## THE PROBLEM
In your copy, reproduce the entries exactly as they are, minus the images.

++++ DATASET EXTRACT

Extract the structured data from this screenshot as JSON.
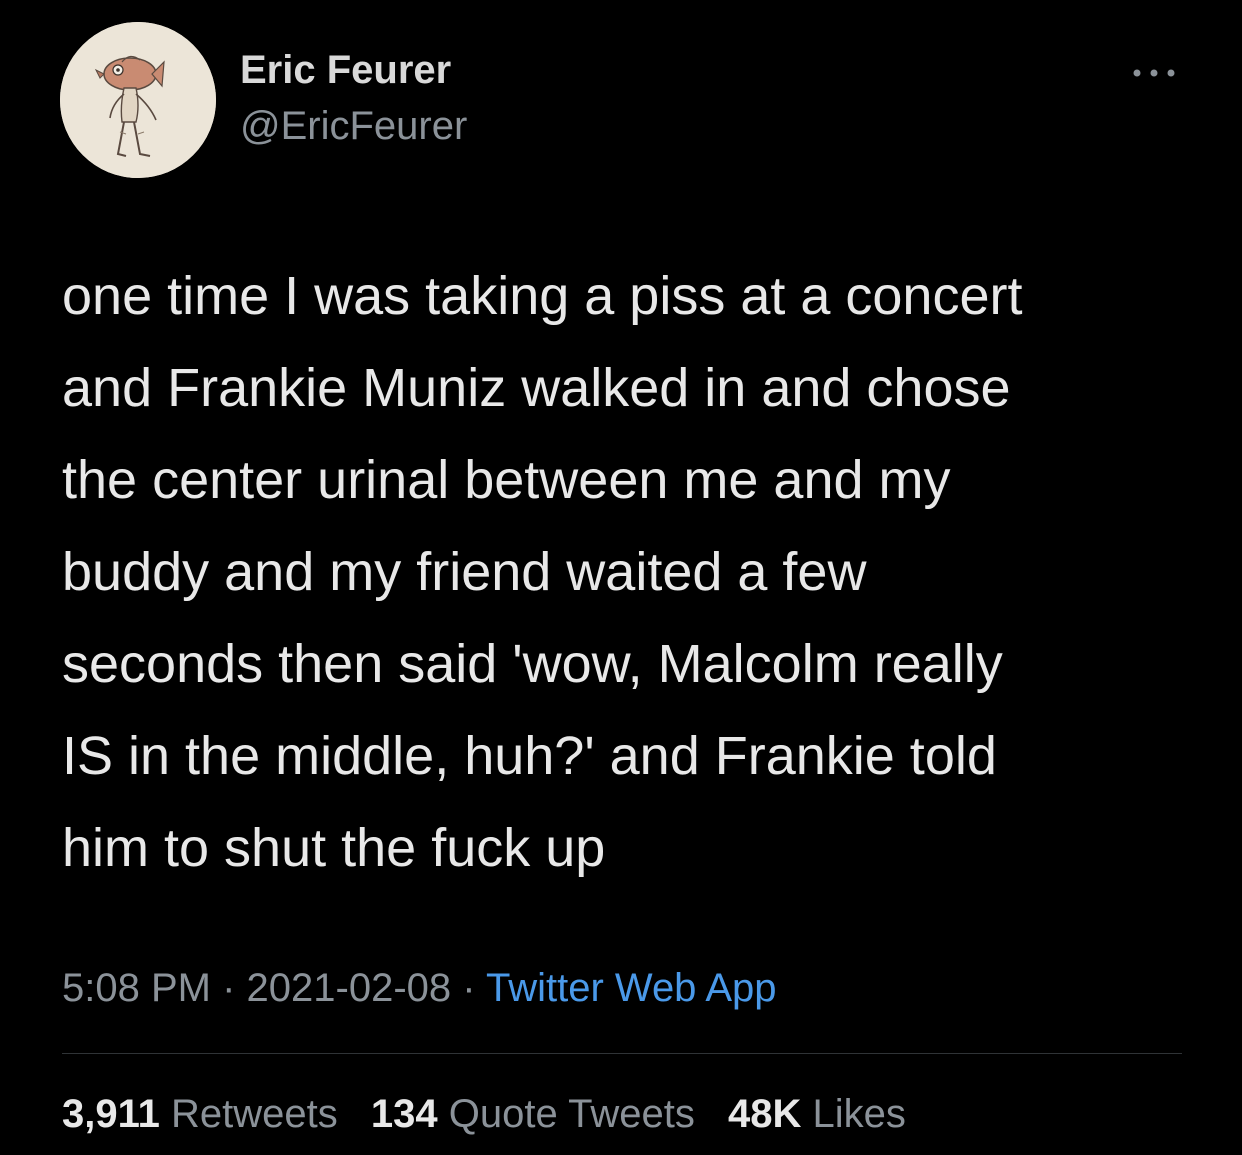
{
  "user": {
    "name": "Eric Feurer",
    "handle": "@EricFeurer",
    "avatar": "fish-headed-figure-sketch"
  },
  "more_icon": "more-horizontal-icon",
  "tweet": {
    "lines": [
      "one time I was taking a piss at a concert",
      "and Frankie Muniz walked in and chose",
      "the center urinal between me and my",
      "buddy and my friend waited a few",
      "seconds then said 'wow, Malcolm really",
      "IS in the middle, huh?' and Frankie told",
      "him to shut the fuck up"
    ]
  },
  "meta": {
    "time": "5:08 PM",
    "separator": "·",
    "date": "2021-02-08",
    "source": "Twitter Web App"
  },
  "stats": {
    "retweets": {
      "count": "3,911",
      "label": "Retweets"
    },
    "quote_tweets": {
      "count": "134",
      "label": "Quote Tweets"
    },
    "likes": {
      "count": "48K",
      "label": "Likes"
    }
  },
  "colors": {
    "background": "#000000",
    "text": "#e8e8e8",
    "secondary": "#8b9299",
    "link": "#4a99e9",
    "divider": "#2f3336"
  }
}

++++++++

## RIGHT ANSWER
Extract the structured data from this screenshot as JSON.
{
  "user": {
    "name": "Eric Feurer",
    "handle": "@EricFeurer",
    "avatar": "fish-headed-figure-sketch"
  },
  "more_icon": "more-horizontal-icon",
  "tweet": {
    "lines": [
      "one time I was taking a piss at a concert",
      "and Frankie Muniz walked in and chose",
      "the center urinal between me and my",
      "buddy and my friend waited a few",
      "seconds then said 'wow, Malcolm really",
      "IS in the middle, huh?' and Frankie told",
      "him to shut the fuck up"
    ]
  },
  "meta": {
    "time": "5:08 PM",
    "separator": "·",
    "date": "2021-02-08",
    "source": "Twitter Web App"
  },
  "stats": {
    "retweets": {
      "count": "3,911",
      "label": "Retweets"
    },
    "quote_tweets": {
      "count": "134",
      "label": "Quote Tweets"
    },
    "likes": {
      "count": "48K",
      "label": "Likes"
    }
  },
  "colors": {
    "background": "#000000",
    "text": "#e8e8e8",
    "secondary": "#8b9299",
    "link": "#4a99e9",
    "divider": "#2f3336"
  }
}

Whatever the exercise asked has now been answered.